The problem>
Replace "x-tick-label" with "x-axis-tick" in the records, starting with the line that contains "272, 486, 299]" and going on through the line that contains "160, 1460, 170]". Give only those lines, with everything else unchanged.
● ● ● ● ● ● ●
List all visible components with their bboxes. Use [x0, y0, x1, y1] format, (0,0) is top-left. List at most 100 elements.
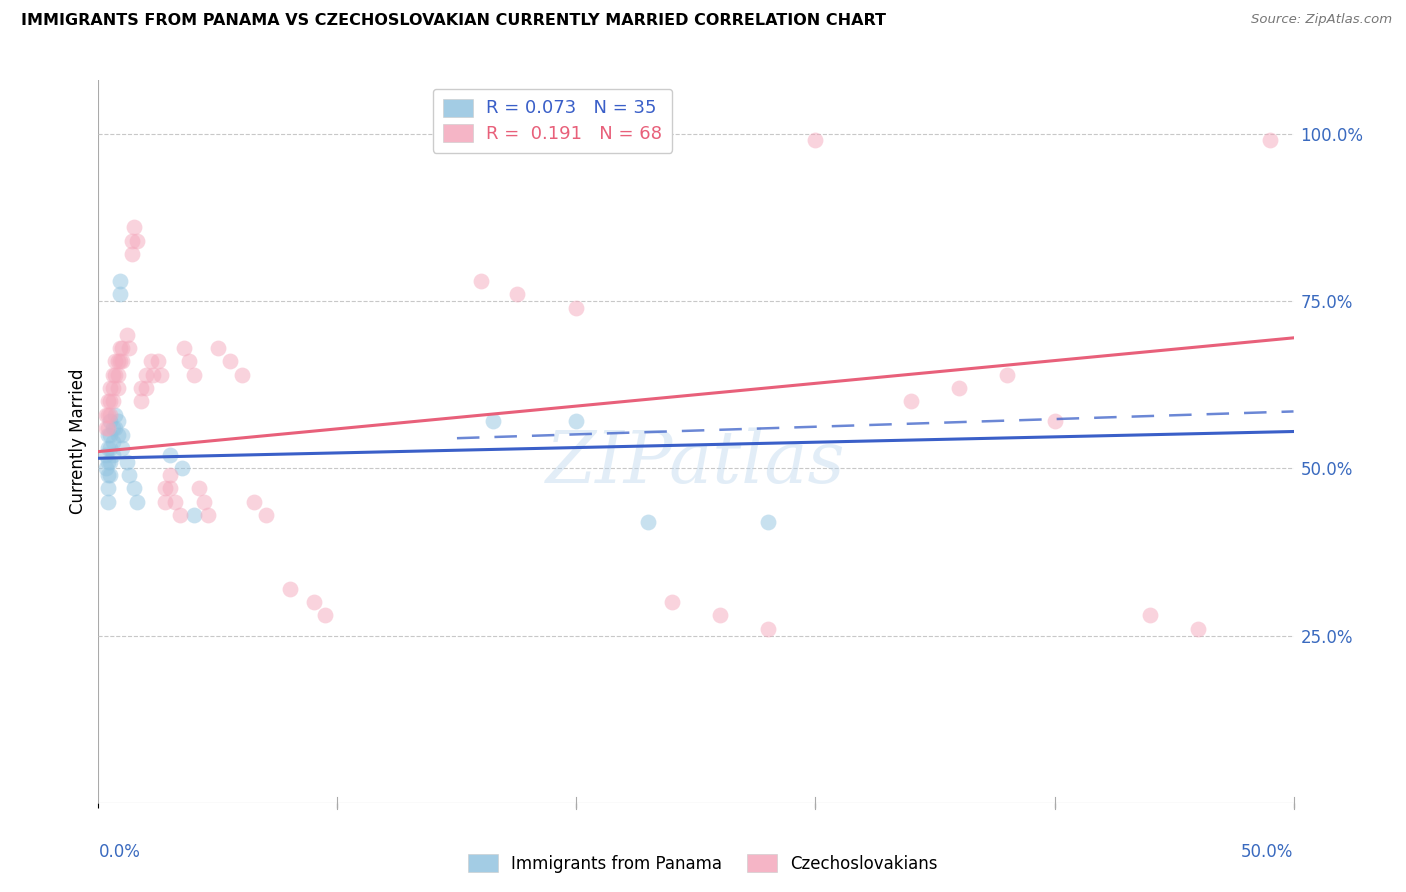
- Point: [254, 508, 277, 523]
- Point: [1187, 622, 1209, 636]
- Point: [97, 394, 120, 409]
- Point: [219, 354, 242, 368]
- Point: [98, 414, 122, 429]
- Point: [661, 595, 683, 609]
- Point: [101, 368, 124, 382]
- Point: [709, 608, 731, 623]
- Point: [104, 408, 127, 422]
- Point: [149, 368, 172, 382]
- Text: ZIPatlas: ZIPatlas: [546, 428, 846, 499]
- Point: [139, 354, 162, 368]
- Point: [243, 494, 266, 508]
- Point: [187, 482, 209, 496]
- Point: [148, 354, 170, 368]
- Point: [98, 381, 122, 395]
- Point: [111, 341, 134, 355]
- Point: [1258, 134, 1281, 148]
- Point: [1139, 608, 1161, 623]
- Point: [131, 381, 153, 395]
- Point: [193, 494, 215, 508]
- Point: [173, 341, 195, 355]
- Point: [98, 442, 122, 455]
- Point: [995, 368, 1018, 382]
- Point: [231, 368, 253, 382]
- Point: [315, 608, 337, 623]
- Point: [98, 455, 122, 469]
- Point: [169, 508, 191, 523]
- Text: IMMIGRANTS FROM PANAMA VS CZECHOSLOVAKIAN CURRENTLY MARRIED CORRELATION CHART: IMMIGRANTS FROM PANAMA VS CZECHOSLOVAKIA…: [21, 13, 886, 29]
- Point: [506, 287, 529, 301]
- Point: [155, 482, 177, 496]
- Point: [756, 622, 779, 636]
- Point: [121, 247, 143, 261]
- Point: [101, 421, 124, 435]
- Point: [94, 408, 117, 422]
- Point: [108, 287, 131, 301]
- Point: [94, 461, 117, 475]
- Point: [481, 414, 505, 429]
- Point: [111, 442, 134, 455]
- Point: [118, 467, 141, 482]
- Point: [115, 327, 138, 342]
- Point: [97, 427, 120, 442]
- Point: [107, 427, 129, 442]
- Point: [565, 414, 588, 429]
- Point: [108, 274, 131, 288]
- Point: [159, 467, 181, 482]
- Point: [94, 448, 117, 462]
- Point: [98, 467, 122, 482]
- Legend: R = 0.073   N = 35, R =  0.191   N = 68: R = 0.073 N = 35, R = 0.191 N = 68: [433, 88, 672, 153]
- Point: [108, 341, 131, 355]
- Point: [197, 508, 219, 523]
- Y-axis label: Currently Married: Currently Married: [69, 368, 87, 515]
- Point: [121, 234, 143, 248]
- Point: [98, 394, 122, 409]
- Point: [155, 494, 177, 508]
- Point: [101, 394, 124, 409]
- Point: [94, 421, 117, 435]
- Point: [97, 455, 120, 469]
- Point: [111, 354, 134, 368]
- Point: [104, 354, 127, 368]
- Legend: Immigrants from Panama, Czechoslovakians: Immigrants from Panama, Czechoslovakians: [461, 847, 945, 880]
- Point: [97, 442, 120, 455]
- Text: 0.0%: 0.0%: [98, 843, 141, 861]
- Point: [111, 427, 134, 442]
- Point: [207, 341, 229, 355]
- Point: [179, 354, 201, 368]
- Point: [107, 368, 129, 382]
- Point: [124, 482, 146, 496]
- Point: [565, 301, 588, 315]
- Point: [101, 434, 124, 449]
- Point: [108, 354, 131, 368]
- Point: [97, 494, 120, 508]
- Point: [107, 354, 129, 368]
- Point: [104, 421, 127, 435]
- Point: [756, 515, 779, 529]
- Point: [172, 461, 194, 475]
- Point: [104, 368, 127, 382]
- Point: [124, 220, 146, 235]
- Point: [97, 482, 120, 496]
- Point: [302, 595, 325, 609]
- Point: [183, 368, 205, 382]
- Point: [107, 381, 129, 395]
- Point: [948, 381, 970, 395]
- Point: [98, 427, 122, 442]
- Point: [131, 394, 153, 409]
- Point: [637, 515, 659, 529]
- Point: [125, 494, 148, 508]
- Point: [470, 274, 492, 288]
- Point: [97, 408, 120, 422]
- Point: [183, 508, 205, 523]
- Point: [142, 368, 165, 382]
- Point: [135, 368, 157, 382]
- Point: [98, 408, 122, 422]
- Point: [97, 421, 120, 435]
- Point: [159, 448, 181, 462]
- Point: [125, 234, 148, 248]
- Point: [163, 494, 186, 508]
- Text: Source: ZipAtlas.com: Source: ZipAtlas.com: [1251, 13, 1392, 27]
- Point: [1043, 414, 1066, 429]
- Text: 50.0%: 50.0%: [1241, 843, 1294, 861]
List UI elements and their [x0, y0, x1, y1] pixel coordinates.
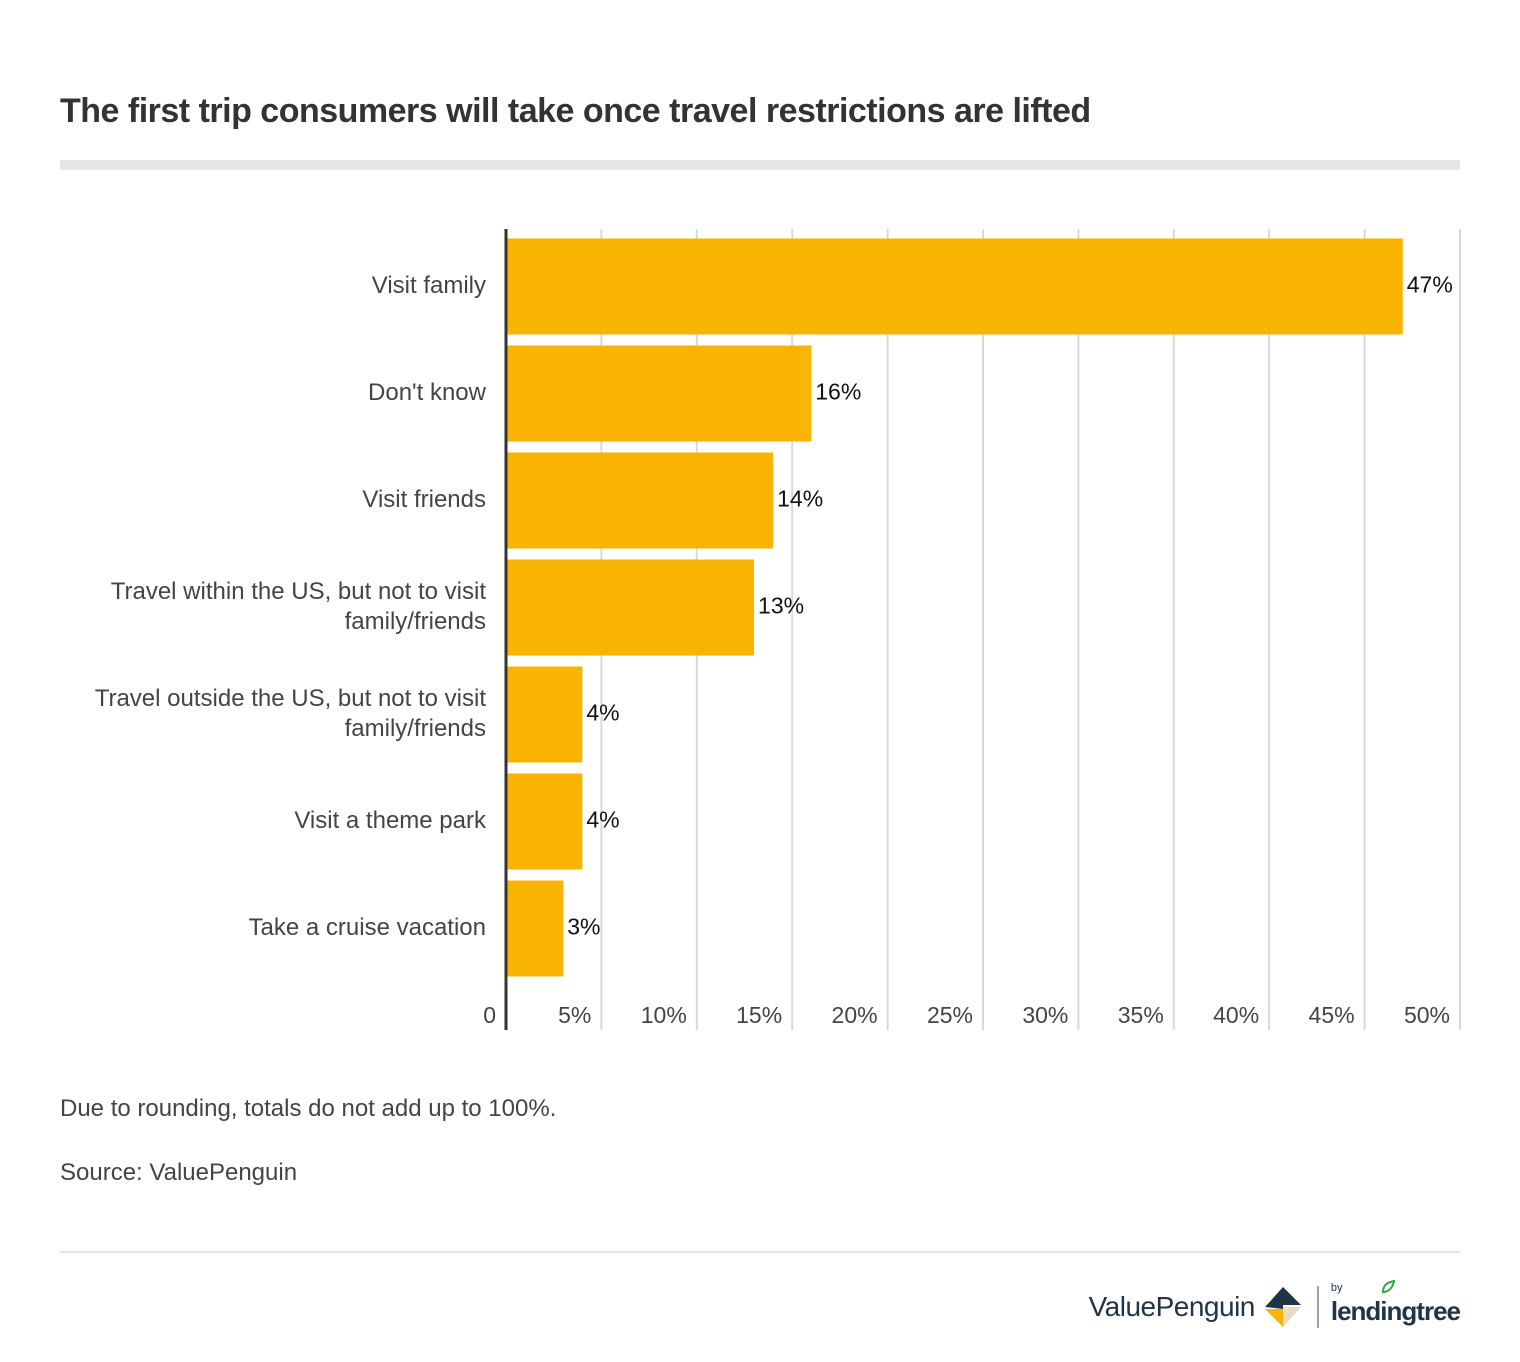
category-label: Visit family	[372, 272, 486, 299]
chart-title: The first trip consumers will take once …	[60, 92, 1091, 130]
bar-value-label: 47%	[1407, 272, 1453, 298]
bar	[506, 345, 812, 442]
bar-value-label: 13%	[758, 593, 804, 619]
bar	[506, 452, 774, 549]
x-tick-label: 35%	[1118, 1002, 1164, 1028]
bar	[506, 880, 564, 977]
partner-by-text: by	[1330, 1281, 1343, 1294]
bar	[506, 559, 755, 656]
x-tick-label: 30%	[1022, 1002, 1068, 1028]
category-label: Don't know	[368, 379, 487, 406]
x-tick-label: 40%	[1213, 1002, 1259, 1028]
x-tick-label: 15%	[736, 1002, 782, 1028]
lendingtree-wordmark: by lendingtree	[1330, 1279, 1461, 1327]
x-tick-label: 5%	[558, 1002, 591, 1028]
bar-value-label: 3%	[567, 914, 600, 940]
x-tick-label: 50%	[1404, 1002, 1450, 1028]
category-label: Take a cruise vacation	[249, 914, 486, 941]
bar-value-label: 16%	[815, 379, 861, 405]
x-tick-label: 10%	[641, 1002, 687, 1028]
brand-separator	[1316, 1286, 1319, 1328]
bar	[506, 238, 1403, 335]
bar-value-label: 4%	[586, 700, 619, 726]
partner-name: lendingtree	[1330, 1295, 1461, 1326]
bar-value-label: 4%	[586, 807, 619, 833]
bar	[506, 666, 583, 763]
labels: 0 5% 10% 15% 20% 25% 30% 35% 40% 45% 50% 47% Visit f…	[95, 272, 1453, 1028]
x-tick-label: 25%	[927, 1002, 973, 1028]
rounding-note: Due to rounding, totals do not add up to…	[60, 1095, 557, 1122]
x-tick-label: 45%	[1309, 1002, 1355, 1028]
title-divider	[60, 160, 1460, 170]
brand-logo: ValuePenguin by lendingtree	[1088, 1279, 1461, 1332]
category-label: Visit friends	[362, 486, 486, 513]
valuepenguin-wordmark: ValuePenguin	[1088, 1291, 1256, 1322]
bars	[506, 238, 1403, 977]
category-label: Travel outside the US, but not to visit f…	[95, 685, 487, 742]
category-label: Travel within the US, but not to visit fa…	[111, 578, 487, 635]
bar-chart: 0 5% 10% 15% 20% 25% 30% 35% 40% 45% 50% 47% Visit f…	[95, 229, 1461, 1030]
x-tick-label: 0	[483, 1002, 496, 1028]
footer-divider	[60, 1251, 1460, 1253]
valuepenguin-logo-icon	[1264, 1287, 1301, 1327]
leaf-icon	[1381, 1279, 1395, 1293]
bar	[506, 773, 583, 870]
source-line: Source: ValuePenguin	[60, 1159, 298, 1186]
x-tick-label: 20%	[832, 1002, 878, 1028]
category-label: Visit a theme park	[294, 807, 487, 834]
bar-value-label: 14%	[777, 486, 823, 512]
● ● ● ● ● ● ●
Solution to this exercise>
category-label: Visit family	[372, 272, 486, 299]
chart-title: The first trip consumers will take once …	[60, 92, 1091, 130]
bar-value-label: 47%	[1407, 272, 1453, 298]
bar	[506, 345, 812, 442]
bar-value-label: 13%	[758, 593, 804, 619]
bar	[506, 452, 774, 549]
x-axis-tick: 35%	[1118, 1002, 1164, 1028]
bar	[506, 880, 564, 977]
partner-by-text: by	[1330, 1281, 1343, 1294]
bar	[506, 559, 755, 656]
x-axis-tick: 30%	[1022, 1002, 1068, 1028]
category-label: Don't know	[368, 379, 487, 406]
x-axis-tick: 40%	[1213, 1002, 1259, 1028]
x-axis-tick: 15%	[736, 1002, 782, 1028]
lendingtree-wordmark: by lendingtree	[1330, 1279, 1461, 1327]
x-axis-tick: 5%	[558, 1002, 591, 1028]
bar-value-label: 3%	[567, 914, 600, 940]
x-axis-tick: 50%	[1404, 1002, 1450, 1028]
category-label: Take a cruise vacation	[249, 914, 486, 941]
bar-value-label: 16%	[815, 379, 861, 405]
x-axis-tick: 10%	[641, 1002, 687, 1028]
brand-separator	[1316, 1286, 1319, 1328]
bar	[506, 238, 1403, 335]
bar-value-label: 4%	[586, 700, 619, 726]
partner-name: lendingtree	[1330, 1295, 1461, 1326]
bar-value-label: 4%	[586, 807, 619, 833]
bar	[506, 666, 583, 763]
labels: 0 5% 10% 15% 20% 25% 30% 35% 40% 45% 50% 47% Visit f…	[95, 272, 1453, 1028]
x-axis-tick: 25%	[927, 1002, 973, 1028]
rounding-note: Due to rounding, totals do not add up to…	[60, 1095, 557, 1122]
x-axis-tick: 45%	[1309, 1002, 1355, 1028]
title-divider	[60, 160, 1460, 170]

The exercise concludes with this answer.